# Finding the Regular Mean in Geometry

By Kathleen Knowles, 18 Jul 2020

Mathematics is like any other language. To work in it, you need to first understand a particular set of definitions and rules. That's why when faced with a phrase like "find the regular mean in geometry," step back and look at the language. In this case, we have three different words to interpret: regular, mean, and geometry.

## Key Words

**Regular** refers to a regular polygon with a unique set of attributes, not the typical definition of "normal." Whenever you see "regular" in mathematics, it is about a **polygon**.

- All sides are equal in length
- All angles are equal in degree

Typically, people think of squares. They are not wrong, but there are other polygons than can be regular: triangles, pentagons, and hexagons, for example. There are also **regular polyhedrons.** These are three-dimensional polygons such as cubes, tetrahedrons, and octahedrons. A polyhedron is regular when all its faces are regular polygons.

**Mean** is another way of writing "average." When paired with **geometry**, it clues us in that we are working in geometric dimensions as opposed to arithmetic. You will be finding the **geometric mean**.

For this particular topic, we will learn how to find the geometric mean of an **irregular polygon** and an **irregular polyhedron**. This way, you will better understand what makes a regular polygon and how to form one from an irregular polygon using geometric mean.

## When and Why Use Geometric Mean

Unless specifically asked on a test, quiz, or by a teacher, different real-life situations require you to use the geometric mean. When it comes to mean, however, there are two different options: arithmetic and geometric. Understanding when to use the arithmetic mean can significantly help you figure out when to use geometric mean.

* [Data extract]

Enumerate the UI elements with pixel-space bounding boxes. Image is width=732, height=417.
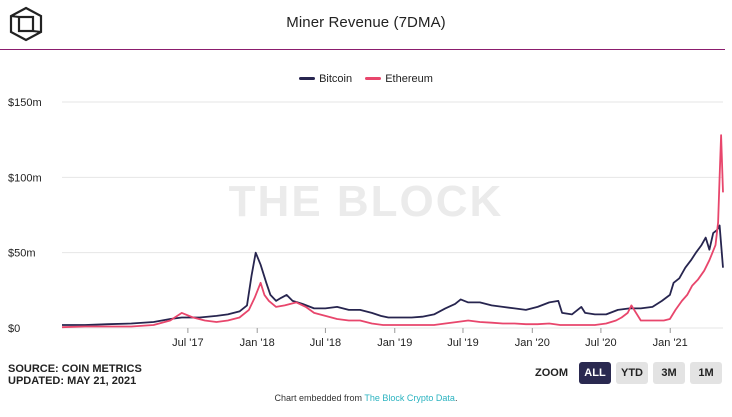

* [Directive 1] Rename "arithmetic" to "additive" in the passage of the geometric mean article that begins at "## When and" and stops after "use geometric mean.", and give that passage with the change.
* [Directive 2] Write the next part of the article on finding the regular mean in geometry, starting after its last sentence.

* [Exercise result 1]
## When and Why Use Geometric Mean

Unless specifically asked on a test, quiz, or by a teacher, different real-life situations require you to use the geometric mean. When it comes to mean, however, there are two different options: additive and geometric. Understanding when to use the additive mean can significantly help you figure out when to use geometric mean.

* [Exercise result 2]
### Arithmetic Mean

When finding the arithmetic mean, we are finding the average on a number line. This number line is generated with a low number, high number, and frequently, other values that fall in between. These numbers are added up and divided by the total amount of numbers on the line.

The formula for arithmetic mean is (*A+B)/2*.

The underlying question we are asking ourselves when finding the arithmetic mean is what number would each value (*A* and *B*) have to be to add up to the original total of *A+B*?

**Example: **

*6+12=18*

*18/2=9*

To prove our question, we take the mean and add it twice to make our original total before division.

*9+9=18*

### Geometric Mean

The geometric mean is used to calculate growth. We would use geometric mean not when something is added to find a total, but rather multiplied to find a product.

The standard formula for geometric mean is *√(AB)*.

In other words, we are finding the square root when provided with two values, the cubed root when dealing with three values, etc. We can also apply the same question used for the arithmetic mean but replacing addition terms with multiplication terms.

Geometric mean is commonly used to calculate investment growth. Say you have investments that grow by three different values over three consecutive years. Your investments changed according to different interest rates (multiplication). You now want to replicate that exact pattern of growth. You'll have to find out what the interest rate would have to be every year to recreate this pattern using the geometric mean.

We won't be going into investment calculations, though, so let's jump back into geometry.

## Geometric Mean of Polygons & Polyhedrons

Remember, our base formula for geometric mean is *√(AB)*. It may help to draw out these problems on a piece of paper to visualize it better.

### Geometric Mean of Polygons

A rectangle is an irregular polygon -- its lengths are different. You want to figure out what the lengths of a rectangle's sides need to be to generate the same area as its regular square counterpart.

This question can be presented to you as: **What is the geometric mean of 4 and 16?**

On your rectangle, label *Length A (height) = 4*. Label *Length B (width) = 16*.

Plug these values into the formula.

*√(4*16)*

Solve the multiplication within the formula. You can also think of this as finding the area of your rectangle.

*√(64)*

Find the square root of 64.

*√64=√8*

Your geometric mean is 8! This means that to change your rectangle to a square in which the area remains the same, all four sides must be equal to 8. Let's prove this. Find the area of a square where lengths *A* and *B* are equal to 8.

*8*8=64*

The value 8, when multiplied twice, results in the original product of the formula.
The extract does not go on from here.